» **Exercise aim**:
In the copy, include every entry exactly but none of the images.

» **Provided records**:
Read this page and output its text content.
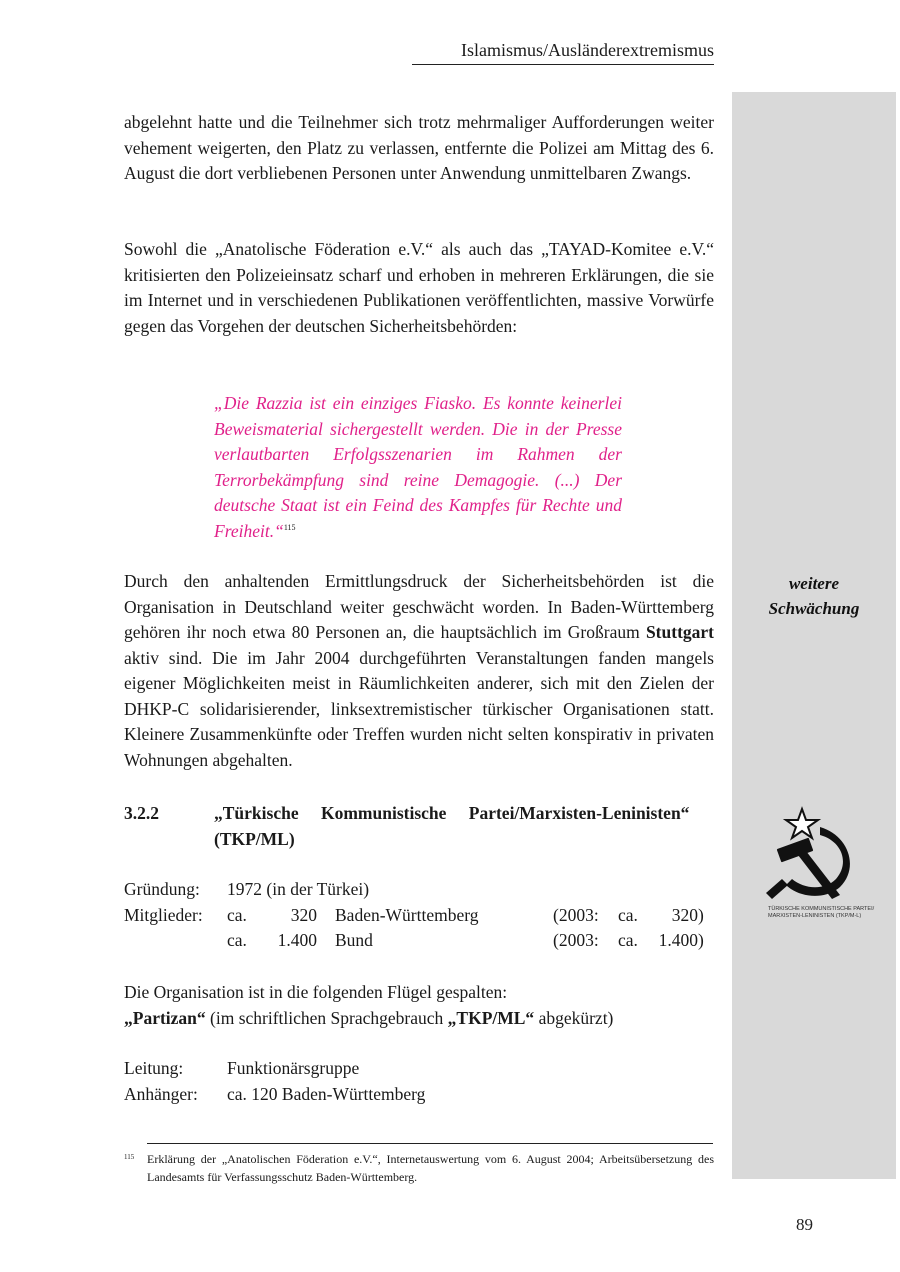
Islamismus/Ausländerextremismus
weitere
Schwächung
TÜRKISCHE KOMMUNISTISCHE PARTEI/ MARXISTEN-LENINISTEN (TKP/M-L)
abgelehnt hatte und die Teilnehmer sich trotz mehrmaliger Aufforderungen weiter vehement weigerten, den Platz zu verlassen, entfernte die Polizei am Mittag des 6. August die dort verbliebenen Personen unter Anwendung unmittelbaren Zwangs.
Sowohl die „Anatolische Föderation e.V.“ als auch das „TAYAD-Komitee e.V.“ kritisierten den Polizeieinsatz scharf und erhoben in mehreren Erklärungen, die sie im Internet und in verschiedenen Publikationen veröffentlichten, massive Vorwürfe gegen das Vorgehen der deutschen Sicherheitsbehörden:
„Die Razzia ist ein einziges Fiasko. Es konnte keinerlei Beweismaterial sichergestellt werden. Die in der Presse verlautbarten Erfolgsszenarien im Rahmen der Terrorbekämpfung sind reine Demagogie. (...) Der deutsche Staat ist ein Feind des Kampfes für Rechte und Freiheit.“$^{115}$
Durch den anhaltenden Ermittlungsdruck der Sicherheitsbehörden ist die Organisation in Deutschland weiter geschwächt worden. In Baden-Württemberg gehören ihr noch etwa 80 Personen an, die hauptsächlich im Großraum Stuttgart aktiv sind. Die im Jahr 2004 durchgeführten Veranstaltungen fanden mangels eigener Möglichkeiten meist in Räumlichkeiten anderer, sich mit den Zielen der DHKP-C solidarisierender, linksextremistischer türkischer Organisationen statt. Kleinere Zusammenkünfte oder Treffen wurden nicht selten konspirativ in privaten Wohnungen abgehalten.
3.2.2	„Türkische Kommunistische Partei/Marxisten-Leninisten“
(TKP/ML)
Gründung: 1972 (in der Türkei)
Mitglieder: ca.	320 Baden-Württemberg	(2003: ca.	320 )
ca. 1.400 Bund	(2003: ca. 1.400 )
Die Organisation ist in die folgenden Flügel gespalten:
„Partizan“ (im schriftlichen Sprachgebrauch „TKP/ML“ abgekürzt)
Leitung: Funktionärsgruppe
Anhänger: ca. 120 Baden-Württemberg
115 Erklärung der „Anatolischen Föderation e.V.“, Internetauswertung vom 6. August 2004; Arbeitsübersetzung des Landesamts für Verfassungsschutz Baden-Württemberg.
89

» **The reply**:
Read this page and output its text content.
Islamismus/Ausländerextremismus
weitere
Schwächung
TÜRKISCHE KOMMUNISTISCHE PARTEI/ MARXISTEN-LENINISTEN (TKP/M-L)
abgelehnt hatte und die Teilnehmer sich trotz mehrmaliger Aufforderungen weiter vehement weigerten, den Platz zu verlassen, entfernte die Polizei am Mittag des 6. August die dort verbliebenen Personen unter Anwendung unmittelbaren Zwangs.
Sowohl die „Anatolische Föderation e.V.“ als auch das „TAYAD-Komitee e.V.“ kritisierten den Polizeieinsatz scharf und erhoben in mehreren Erklärungen, die sie im Internet und in verschiedenen Publikationen veröffentlichten, massive Vorwürfe gegen das Vorgehen der deutschen Sicherheitsbehörden:
„Die Razzia ist ein einziges Fiasko. Es konnte keinerlei Beweismaterial sichergestellt werden. Die in der Presse verlautbarten Erfolgsszenarien im Rahmen der Terrorbekämpfung sind reine Demagogie. (...) Der deutsche Staat ist ein Feind des Kampfes für Rechte und Freiheit.“$^{115}$
Durch den anhaltenden Ermittlungsdruck der Sicherheitsbehörden ist die Organisation in Deutschland weiter geschwächt worden. In Baden-Württemberg gehören ihr noch etwa 80 Personen an, die hauptsächlich im Großraum Stuttgart aktiv sind. Die im Jahr 2004 durchgeführten Veranstaltungen fanden mangels eigener Möglichkeiten meist in Räumlichkeiten anderer, sich mit den Zielen der DHKP-C solidarisierender, linksextremistischer türkischer Organisationen statt. Kleinere Zusammenkünfte oder Treffen wurden nicht selten konspirativ in privaten Wohnungen abgehalten.
3.2.2	„Türkische Kommunistische Partei/Marxisten-Leninisten“
(TKP/ML)
Gründung: 1972 (in der Türkei)
Mitglieder: ca.	320 Baden-Württemberg	(2003: ca.	320 )
ca. 1.400 Bund	(2003: ca. 1.400 )
Die Organisation ist in die folgenden Flügel gespalten:
„Partizan“ (im schriftlichen Sprachgebrauch „TKP/ML“ abgekürzt)
Leitung: Funktionärsgruppe
Anhänger: ca. 120 Baden-Württemberg
115 Erklärung der „Anatolischen Föderation e.V.“, Internetauswertung vom 6. August 2004; Arbeitsübersetzung des Landesamts für Verfassungsschutz Baden-Württemberg.
89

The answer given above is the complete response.